## [WHAT THE TASK ASKS]
Examine the records and identify each line that includes the string "Year". Copy those lines.

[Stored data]
--- Start ---
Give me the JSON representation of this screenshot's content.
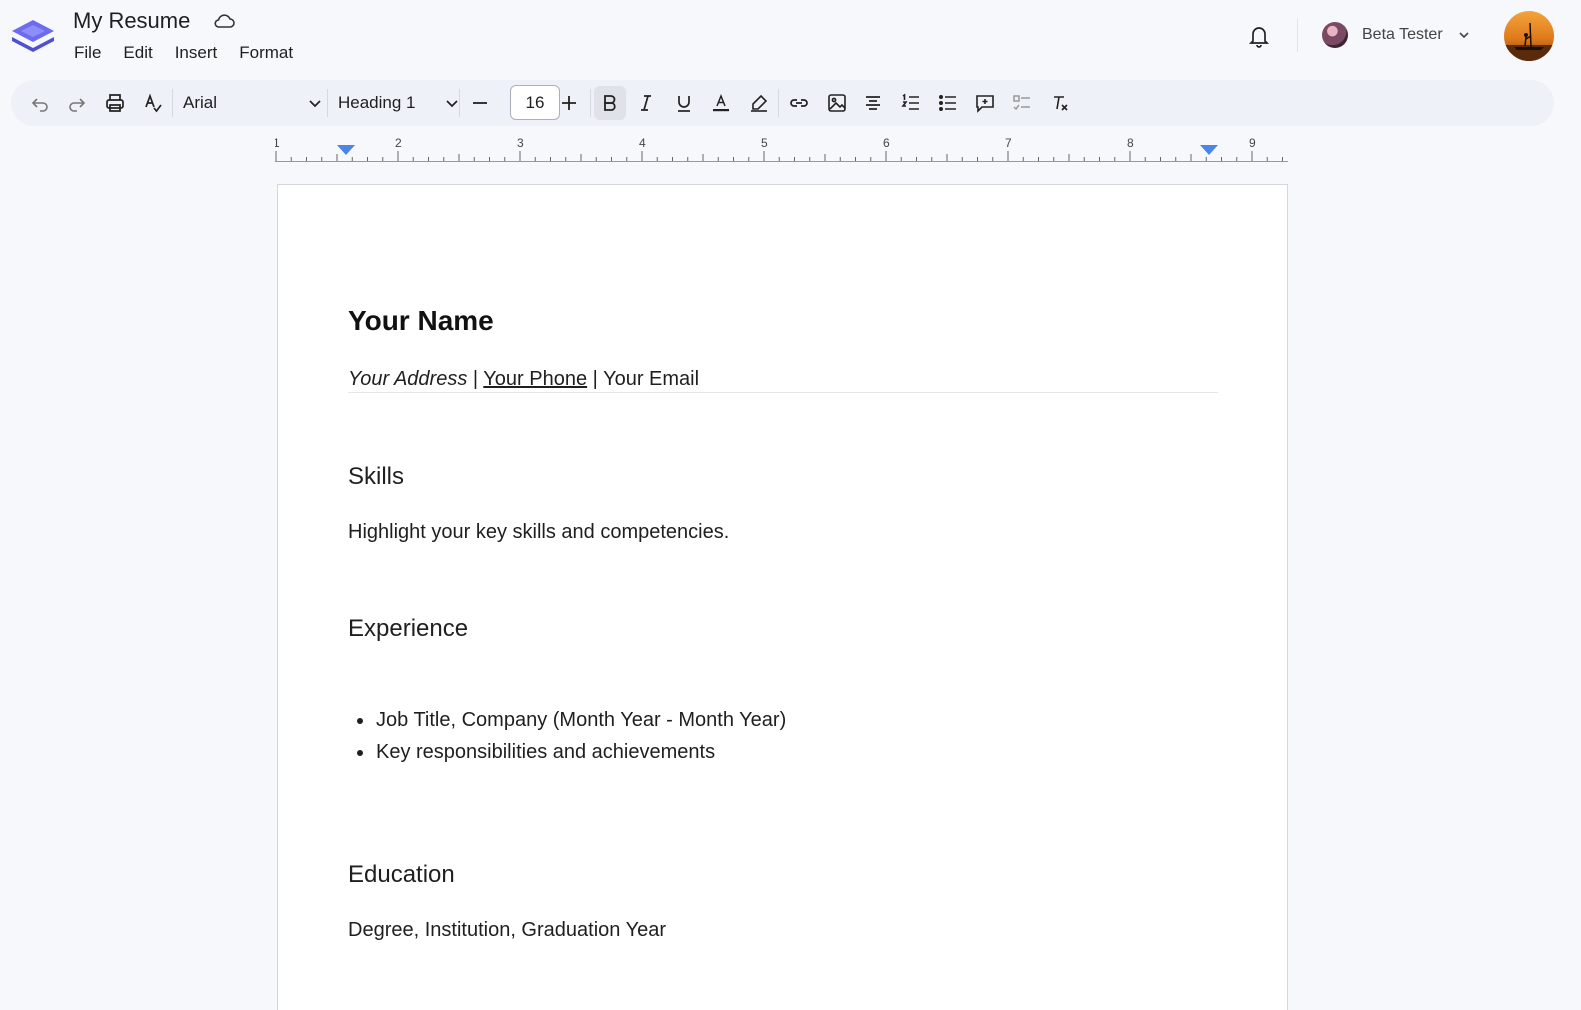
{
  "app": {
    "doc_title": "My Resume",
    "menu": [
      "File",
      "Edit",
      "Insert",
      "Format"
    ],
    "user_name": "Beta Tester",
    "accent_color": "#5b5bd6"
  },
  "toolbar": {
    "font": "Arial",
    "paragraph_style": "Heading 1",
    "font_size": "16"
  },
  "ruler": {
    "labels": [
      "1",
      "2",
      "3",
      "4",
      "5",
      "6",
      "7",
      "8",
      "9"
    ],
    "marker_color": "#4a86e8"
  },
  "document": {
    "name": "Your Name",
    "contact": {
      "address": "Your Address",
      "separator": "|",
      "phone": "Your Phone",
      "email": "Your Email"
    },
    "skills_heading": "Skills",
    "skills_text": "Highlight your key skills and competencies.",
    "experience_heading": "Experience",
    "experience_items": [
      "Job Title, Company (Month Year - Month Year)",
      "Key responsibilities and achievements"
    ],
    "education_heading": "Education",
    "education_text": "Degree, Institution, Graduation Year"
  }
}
--- End ---
## [FINAL RESULT]
      "Job Title, Company (Month Year - Month Year)",
    "education_text": "Degree, Institution, Graduation Year"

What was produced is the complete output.